_Exercise goal_. Search the records below for the word "Loss" and show every line where it occurs.

Items from a dataset:
↓↓↓

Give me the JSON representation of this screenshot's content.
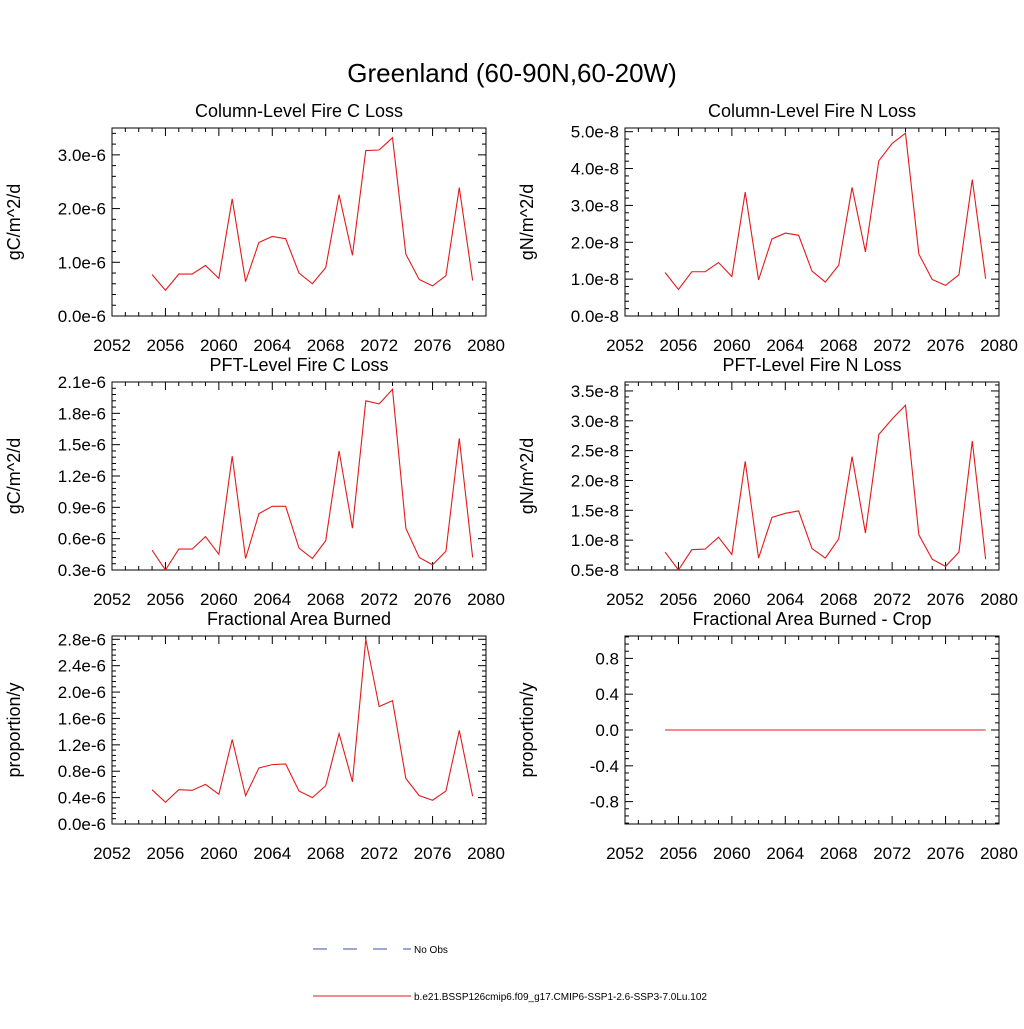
{
  "page_title": "Greenland (60-90N,60-20W)",
  "legend": [
    {
      "label": "No Obs",
      "color": "#3b4fa8",
      "dashed": true
    },
    {
      "label": "b.e21.BSSP126cmip6.f09_g17.CMIP6-SSP1-2.6-SSP3-7.0Lu.102",
      "color": "#e31a1c",
      "dashed": false
    }
  ],
  "chart_data": [
    {
      "type": "line",
      "title": "Column-Level Fire C Loss",
      "ylabel": "gC/m^2/d",
      "xlim": [
        2052,
        2080
      ],
      "xticks": [
        "2052",
        "2056",
        "2060",
        "2064",
        "2068",
        "2072",
        "2076",
        "2080"
      ],
      "ylim": [
        0,
        3.5e-06
      ],
      "yticks": [
        {
          "v": 0,
          "label": "0.0e-6"
        },
        {
          "v": 1e-06,
          "label": "1.0e-6"
        },
        {
          "v": 2e-06,
          "label": "2.0e-6"
        },
        {
          "v": 3e-06,
          "label": "3.0e-6"
        }
      ],
      "x": [
        2055,
        2056,
        2057,
        2058,
        2059,
        2060,
        2061,
        2062,
        2063,
        2064,
        2065,
        2066,
        2067,
        2068,
        2069,
        2070,
        2071,
        2072,
        2073,
        2074,
        2075,
        2076,
        2077,
        2078,
        2079
      ],
      "series": [
        {
          "color": "#e31a1c",
          "values": [
            7.7e-07,
            4.8e-07,
            7.8e-07,
            7.8e-07,
            9.4e-07,
            7e-07,
            2.18e-06,
            6.4e-07,
            1.37e-06,
            1.48e-06,
            1.44e-06,
            8e-07,
            6e-07,
            9e-07,
            2.26e-06,
            1.13e-06,
            3.08e-06,
            3.09e-06,
            3.32e-06,
            1.15e-06,
            6.8e-07,
            5.6e-07,
            7.5e-07,
            2.39e-06,
            6.6e-07
          ]
        }
      ]
    },
    {
      "type": "line",
      "title": "Column-Level Fire N Loss",
      "ylabel": "gN/m^2/d",
      "xlim": [
        2052,
        2080
      ],
      "xticks": [
        "2052",
        "2056",
        "2060",
        "2064",
        "2068",
        "2072",
        "2076",
        "2080"
      ],
      "ylim": [
        0,
        5.1e-08
      ],
      "yticks": [
        {
          "v": 0,
          "label": "0.0e-8"
        },
        {
          "v": 1e-08,
          "label": "1.0e-8"
        },
        {
          "v": 2e-08,
          "label": "2.0e-8"
        },
        {
          "v": 3e-08,
          "label": "3.0e-8"
        },
        {
          "v": 4e-08,
          "label": "4.0e-8"
        },
        {
          "v": 5e-08,
          "label": "5.0e-8"
        }
      ],
      "x": [
        2055,
        2056,
        2057,
        2058,
        2059,
        2060,
        2061,
        2062,
        2063,
        2064,
        2065,
        2066,
        2067,
        2068,
        2069,
        2070,
        2071,
        2072,
        2073,
        2074,
        2075,
        2076,
        2077,
        2078,
        2079
      ],
      "series": [
        {
          "color": "#e31a1c",
          "values": [
            1.18e-08,
            7.2e-09,
            1.2e-08,
            1.2e-08,
            1.45e-08,
            1.07e-08,
            3.36e-08,
            9.8e-09,
            2.09e-08,
            2.25e-08,
            2.19e-08,
            1.22e-08,
            9.2e-09,
            1.38e-08,
            3.49e-08,
            1.74e-08,
            4.21e-08,
            4.68e-08,
            4.96e-08,
            1.68e-08,
            9.9e-09,
            8.3e-09,
            1.12e-08,
            3.7e-08,
            1.01e-08
          ]
        }
      ]
    },
    {
      "type": "line",
      "title": "PFT-Level Fire C Loss",
      "ylabel": "gC/m^2/d",
      "xlim": [
        2052,
        2080
      ],
      "xticks": [
        "2052",
        "2056",
        "2060",
        "2064",
        "2068",
        "2072",
        "2076",
        "2080"
      ],
      "ylim": [
        3e-07,
        2.1e-06
      ],
      "yticks": [
        {
          "v": 3e-07,
          "label": "0.3e-6"
        },
        {
          "v": 6e-07,
          "label": "0.6e-6"
        },
        {
          "v": 9e-07,
          "label": "0.9e-6"
        },
        {
          "v": 1.2e-06,
          "label": "1.2e-6"
        },
        {
          "v": 1.5e-06,
          "label": "1.5e-6"
        },
        {
          "v": 1.8e-06,
          "label": "1.8e-6"
        },
        {
          "v": 2.1e-06,
          "label": "2.1e-6"
        }
      ],
      "x": [
        2055,
        2056,
        2057,
        2058,
        2059,
        2060,
        2061,
        2062,
        2063,
        2064,
        2065,
        2066,
        2067,
        2068,
        2069,
        2070,
        2071,
        2072,
        2073,
        2074,
        2075,
        2076,
        2077,
        2078,
        2079
      ],
      "series": [
        {
          "color": "#e31a1c",
          "values": [
            4.9e-07,
            3e-07,
            5e-07,
            5e-07,
            6.2e-07,
            4.5e-07,
            1.39e-06,
            4.1e-07,
            8.4e-07,
            9.1e-07,
            9.1e-07,
            5.1e-07,
            4.1e-07,
            5.8e-07,
            1.44e-06,
            7e-07,
            1.92e-06,
            1.89e-06,
            2.03e-06,
            7e-07,
            4.2e-07,
            3.5e-07,
            4.8e-07,
            1.56e-06,
            4.2e-07
          ]
        }
      ]
    },
    {
      "type": "line",
      "title": "PFT-Level Fire N Loss",
      "ylabel": "gN/m^2/d",
      "xlim": [
        2052,
        2080
      ],
      "xticks": [
        "2052",
        "2056",
        "2060",
        "2064",
        "2068",
        "2072",
        "2076",
        "2080"
      ],
      "ylim": [
        5e-09,
        3.65e-08
      ],
      "yticks": [
        {
          "v": 5e-09,
          "label": "0.5e-8"
        },
        {
          "v": 1e-08,
          "label": "1.0e-8"
        },
        {
          "v": 1.5e-08,
          "label": "1.5e-8"
        },
        {
          "v": 2e-08,
          "label": "2.0e-8"
        },
        {
          "v": 2.5e-08,
          "label": "2.5e-8"
        },
        {
          "v": 3e-08,
          "label": "3.0e-8"
        },
        {
          "v": 3.5e-08,
          "label": "3.5e-8"
        }
      ],
      "x": [
        2055,
        2056,
        2057,
        2058,
        2059,
        2060,
        2061,
        2062,
        2063,
        2064,
        2065,
        2066,
        2067,
        2068,
        2069,
        2070,
        2071,
        2072,
        2073,
        2074,
        2075,
        2076,
        2077,
        2078,
        2079
      ],
      "series": [
        {
          "color": "#e31a1c",
          "values": [
            8e-09,
            5e-09,
            8.4e-09,
            8.5e-09,
            1.05e-08,
            7.6e-09,
            2.32e-08,
            7e-09,
            1.38e-08,
            1.45e-08,
            1.49e-08,
            8.6e-09,
            7e-09,
            1.02e-08,
            2.4e-08,
            1.12e-08,
            2.77e-08,
            3.03e-08,
            3.26e-08,
            1.09e-08,
            6.8e-09,
            5.6e-09,
            8e-09,
            2.66e-08,
            6.8e-09
          ]
        }
      ]
    },
    {
      "type": "line",
      "title": "Fractional Area Burned",
      "ylabel": "proportion/y",
      "xlim": [
        2052,
        2080
      ],
      "xticks": [
        "2052",
        "2056",
        "2060",
        "2064",
        "2068",
        "2072",
        "2076",
        "2080"
      ],
      "ylim": [
        0,
        2.85e-06
      ],
      "yticks": [
        {
          "v": 0,
          "label": "0.0e-6"
        },
        {
          "v": 4e-07,
          "label": "0.4e-6"
        },
        {
          "v": 8e-07,
          "label": "0.8e-6"
        },
        {
          "v": 1.2e-06,
          "label": "1.2e-6"
        },
        {
          "v": 1.6e-06,
          "label": "1.6e-6"
        },
        {
          "v": 2e-06,
          "label": "2.0e-6"
        },
        {
          "v": 2.4e-06,
          "label": "2.4e-6"
        },
        {
          "v": 2.8e-06,
          "label": "2.8e-6"
        }
      ],
      "x": [
        2055,
        2056,
        2057,
        2058,
        2059,
        2060,
        2061,
        2062,
        2063,
        2064,
        2065,
        2066,
        2067,
        2068,
        2069,
        2070,
        2071,
        2072,
        2073,
        2074,
        2075,
        2076,
        2077,
        2078,
        2079
      ],
      "series": [
        {
          "color": "#e31a1c",
          "values": [
            5.2e-07,
            3.3e-07,
            5.2e-07,
            5.1e-07,
            6e-07,
            4.5e-07,
            1.28e-06,
            4.3e-07,
            8.5e-07,
            9e-07,
            9.1e-07,
            5e-07,
            4e-07,
            5.8e-07,
            1.37e-06,
            6.4e-07,
            2.8e-06,
            1.78e-06,
            1.87e-06,
            6.9e-07,
            4.3e-07,
            3.6e-07,
            5e-07,
            1.42e-06,
            4.2e-07
          ]
        }
      ]
    },
    {
      "type": "line",
      "title": "Fractional Area Burned - Crop",
      "ylabel": "proportion/y",
      "xlim": [
        2052,
        2080
      ],
      "xticks": [
        "2052",
        "2056",
        "2060",
        "2064",
        "2068",
        "2072",
        "2076",
        "2080"
      ],
      "ylim": [
        -1.05,
        1.05
      ],
      "yticks": [
        {
          "v": -0.8,
          "label": "-0.8"
        },
        {
          "v": -0.4,
          "label": "-0.4"
        },
        {
          "v": 0,
          "label": "0.0"
        },
        {
          "v": 0.4,
          "label": "0.4"
        },
        {
          "v": 0.8,
          "label": "0.8"
        }
      ],
      "x": [
        2055,
        2056,
        2057,
        2058,
        2059,
        2060,
        2061,
        2062,
        2063,
        2064,
        2065,
        2066,
        2067,
        2068,
        2069,
        2070,
        2071,
        2072,
        2073,
        2074,
        2075,
        2076,
        2077,
        2078,
        2079
      ],
      "series": [
        {
          "color": "#e31a1c",
          "values": [
            0,
            0,
            0,
            0,
            0,
            0,
            0,
            0,
            0,
            0,
            0,
            0,
            0,
            0,
            0,
            0,
            0,
            0,
            0,
            0,
            0,
            0,
            0,
            0,
            0
          ]
        }
      ]
    }
  ]
}
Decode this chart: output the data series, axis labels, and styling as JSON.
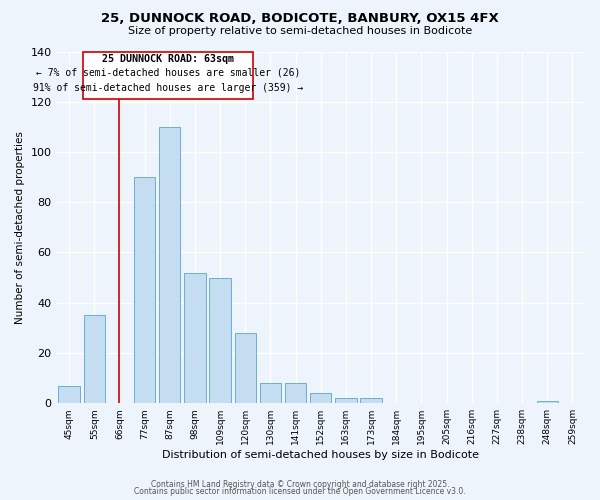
{
  "title": "25, DUNNOCK ROAD, BODICOTE, BANBURY, OX15 4FX",
  "subtitle": "Size of property relative to semi-detached houses in Bodicote",
  "xlabel": "Distribution of semi-detached houses by size in Bodicote",
  "ylabel": "Number of semi-detached properties",
  "bar_color": "#c5ddf0",
  "bar_edge_color": "#6baed6",
  "categories": [
    "45sqm",
    "55sqm",
    "66sqm",
    "77sqm",
    "87sqm",
    "98sqm",
    "109sqm",
    "120sqm",
    "130sqm",
    "141sqm",
    "152sqm",
    "163sqm",
    "173sqm",
    "184sqm",
    "195sqm",
    "205sqm",
    "216sqm",
    "227sqm",
    "238sqm",
    "248sqm",
    "259sqm"
  ],
  "values": [
    7,
    35,
    0,
    90,
    110,
    52,
    50,
    28,
    8,
    8,
    4,
    2,
    2,
    0,
    0,
    0,
    0,
    0,
    0,
    1,
    0
  ],
  "ylim": [
    0,
    140
  ],
  "yticks": [
    0,
    20,
    40,
    60,
    80,
    100,
    120,
    140
  ],
  "vline_index": 2,
  "vline_color": "#cc0000",
  "box_edge_color": "#cc0000",
  "marker_label": "25 DUNNOCK ROAD: 63sqm",
  "annotation_line1": "← 7% of semi-detached houses are smaller (26)",
  "annotation_line2": "91% of semi-detached houses are larger (359) →",
  "footer1": "Contains HM Land Registry data © Crown copyright and database right 2025.",
  "footer2": "Contains public sector information licensed under the Open Government Licence v3.0.",
  "background_color": "#edf4fb",
  "grid_color": "#ffffff"
}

↑↑↑

_Output of the exercise_.
      "title": "Column-Level Fire C Loss",
      "title": "Column-Level Fire N Loss",
      "title": "PFT-Level Fire C Loss",
      "title": "PFT-Level Fire N Loss",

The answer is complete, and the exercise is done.